(Beginning of TEXT SHOWN)

Unit Testing in web applications that use databases

I am building a web application that uses the database for Users, Security/roles, and to store content.
It seems a little daunting to me to begin on the road of unit testing because I have to make sure my database has been initialized properly for my tests to run.
What are common practices to help in this regard?
i.e. while developing/testing, I might delete a user, but for my test to pass that user has to be in the database, along with his profile, security settings etc.
I know I can create a setup script, something to recreat the databas etc.
I don't want to end up spending my entire time maintaining my tests and ensuring my database is in sych
Or is that the cost of Unit Testing/TDD?
The solution is Mocking. Mocks "replace" the connection. The unit under test will "connect" to the Mock and executes its statement. The Mock returns normal resultsets o.s.e.
After the test, the mock can give you a list of all methods, that were called by the unit under test. Easymock.org
As the other said: DB connection aren't a unit test. So drop it and do it local with Mocking objects
It's not a unit test if you are testing more than one unit.

(End of TEXT SHOWN)

*EXERCISE*. Carry the discussion of unit testing database-backed web applications forward from its last line.

(Beginning of GIVEN RECORDS)

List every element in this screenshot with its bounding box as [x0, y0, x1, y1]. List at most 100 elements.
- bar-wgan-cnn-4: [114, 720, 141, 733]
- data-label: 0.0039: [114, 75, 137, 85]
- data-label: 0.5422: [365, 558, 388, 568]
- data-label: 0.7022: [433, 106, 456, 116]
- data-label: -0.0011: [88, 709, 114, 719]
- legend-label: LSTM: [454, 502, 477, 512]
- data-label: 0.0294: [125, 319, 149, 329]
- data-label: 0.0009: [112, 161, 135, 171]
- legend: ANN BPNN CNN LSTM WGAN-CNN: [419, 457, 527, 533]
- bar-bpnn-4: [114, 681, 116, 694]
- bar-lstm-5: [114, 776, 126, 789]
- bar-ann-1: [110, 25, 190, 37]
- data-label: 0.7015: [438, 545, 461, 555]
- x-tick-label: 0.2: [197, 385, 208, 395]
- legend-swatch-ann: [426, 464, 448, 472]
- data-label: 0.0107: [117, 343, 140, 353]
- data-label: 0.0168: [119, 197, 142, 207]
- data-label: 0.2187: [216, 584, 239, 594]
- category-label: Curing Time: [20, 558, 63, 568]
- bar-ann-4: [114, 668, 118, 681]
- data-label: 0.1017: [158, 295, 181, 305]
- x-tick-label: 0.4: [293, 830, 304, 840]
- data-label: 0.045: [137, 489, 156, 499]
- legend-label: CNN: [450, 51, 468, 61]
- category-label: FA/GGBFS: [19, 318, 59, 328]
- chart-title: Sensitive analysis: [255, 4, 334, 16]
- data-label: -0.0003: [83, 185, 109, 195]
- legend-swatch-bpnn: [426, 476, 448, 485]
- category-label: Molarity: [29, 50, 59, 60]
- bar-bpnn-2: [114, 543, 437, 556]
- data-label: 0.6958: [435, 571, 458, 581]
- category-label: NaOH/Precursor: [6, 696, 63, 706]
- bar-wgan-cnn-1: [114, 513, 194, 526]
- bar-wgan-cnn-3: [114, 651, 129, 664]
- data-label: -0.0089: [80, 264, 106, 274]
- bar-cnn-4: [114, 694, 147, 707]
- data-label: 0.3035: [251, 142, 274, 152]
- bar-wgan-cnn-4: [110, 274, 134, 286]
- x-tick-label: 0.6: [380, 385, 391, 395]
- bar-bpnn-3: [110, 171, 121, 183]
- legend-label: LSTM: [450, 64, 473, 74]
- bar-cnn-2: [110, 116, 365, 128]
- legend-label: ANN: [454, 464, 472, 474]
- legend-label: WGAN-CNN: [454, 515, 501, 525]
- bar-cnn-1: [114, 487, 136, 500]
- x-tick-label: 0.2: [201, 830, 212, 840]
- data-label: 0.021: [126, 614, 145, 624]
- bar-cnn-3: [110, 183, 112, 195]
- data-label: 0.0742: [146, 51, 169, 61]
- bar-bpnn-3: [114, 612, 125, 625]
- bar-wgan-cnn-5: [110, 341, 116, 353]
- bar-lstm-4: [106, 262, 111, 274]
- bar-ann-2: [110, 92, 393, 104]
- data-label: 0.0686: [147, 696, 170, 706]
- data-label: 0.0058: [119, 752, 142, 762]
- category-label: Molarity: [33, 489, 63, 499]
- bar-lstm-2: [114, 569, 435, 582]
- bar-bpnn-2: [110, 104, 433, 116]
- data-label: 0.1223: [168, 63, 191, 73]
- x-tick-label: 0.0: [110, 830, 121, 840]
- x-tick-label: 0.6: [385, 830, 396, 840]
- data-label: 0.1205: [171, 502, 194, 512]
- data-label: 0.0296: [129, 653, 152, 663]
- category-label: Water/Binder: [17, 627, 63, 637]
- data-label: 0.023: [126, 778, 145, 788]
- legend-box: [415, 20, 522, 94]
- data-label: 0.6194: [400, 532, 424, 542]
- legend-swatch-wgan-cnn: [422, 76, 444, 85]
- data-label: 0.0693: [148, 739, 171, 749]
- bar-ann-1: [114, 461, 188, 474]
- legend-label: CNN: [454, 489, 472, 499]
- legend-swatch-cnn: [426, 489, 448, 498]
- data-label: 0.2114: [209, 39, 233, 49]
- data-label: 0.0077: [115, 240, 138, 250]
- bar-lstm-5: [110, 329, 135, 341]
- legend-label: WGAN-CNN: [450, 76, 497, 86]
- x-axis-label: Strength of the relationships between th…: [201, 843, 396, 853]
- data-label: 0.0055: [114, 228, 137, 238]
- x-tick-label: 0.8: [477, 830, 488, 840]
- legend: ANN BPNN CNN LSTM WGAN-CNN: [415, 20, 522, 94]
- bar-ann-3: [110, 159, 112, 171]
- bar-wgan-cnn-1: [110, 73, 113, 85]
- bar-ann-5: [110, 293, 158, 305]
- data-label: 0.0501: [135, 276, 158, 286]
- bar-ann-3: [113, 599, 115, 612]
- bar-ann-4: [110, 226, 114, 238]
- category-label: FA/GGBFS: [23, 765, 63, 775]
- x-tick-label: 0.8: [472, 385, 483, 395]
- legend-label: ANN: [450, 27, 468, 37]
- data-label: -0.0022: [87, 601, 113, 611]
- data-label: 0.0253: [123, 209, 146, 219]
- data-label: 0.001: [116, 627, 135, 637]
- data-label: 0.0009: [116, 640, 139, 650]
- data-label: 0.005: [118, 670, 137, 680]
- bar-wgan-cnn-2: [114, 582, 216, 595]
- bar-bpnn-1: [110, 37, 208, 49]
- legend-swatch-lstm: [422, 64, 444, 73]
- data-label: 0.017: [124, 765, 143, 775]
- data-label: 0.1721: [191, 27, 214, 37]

(End of GIVEN RECORDS)

*RESPONSE FOR THIS EXERCISE*.
Usually you'll have one component (your page, or the business layer) talking to a data layer object that is responsible for actually connecting and querying the database. My recommendation is to develop a unit test for the first component, using dependency injection to pass in a mock version of the DataLayer (which acts on hardcoded data, or a List you pass in, etc). This way you are testing your higher level code in isolation from the other components.
Then you are free to develop other unit tests (and integration tests) for the data layer to ensure that it is handling it's job (writing to the database) correctly.
We use an in-memory database (hsqldb) for our unit tests. In the setup we populate it with test data and then before each test case we start a transaction and after each test case we roll it the transaction back. This means each testcase has a clean start of the db.
It sounds like you actually want functional/integration testing. For Web applications I recommend you look into Selenium or Canoo WebTest.
These are also great for automating tasks you do on the Web. I have a set-up suite and a tear-down suite that create business entities and testing users through the admin interface as well as tests for the customer-facing site.
Michael Feathers argues that tests that communicate with databases aren't unit tests by definition. The main reason for this is the point you bring up: unit tests should be simple and easy to run.
This isn't to say that you shouldn't test database code. But you don't want to consider them unit tests. Thus, if you do any database testing, you want to separate the tests from the rest of your unit tests.
Since I used Doctrine for my PHP database work, and since Doctrine has a query abstraction layer (called DQL), I can swap out back ends without having to worry too much about compatibility issues. So in this case for my unit tests I would just at the beginning of my tests load the schema and fixtures into a SQLlite db, test my models, and discard the SQLlite db at the end of testing.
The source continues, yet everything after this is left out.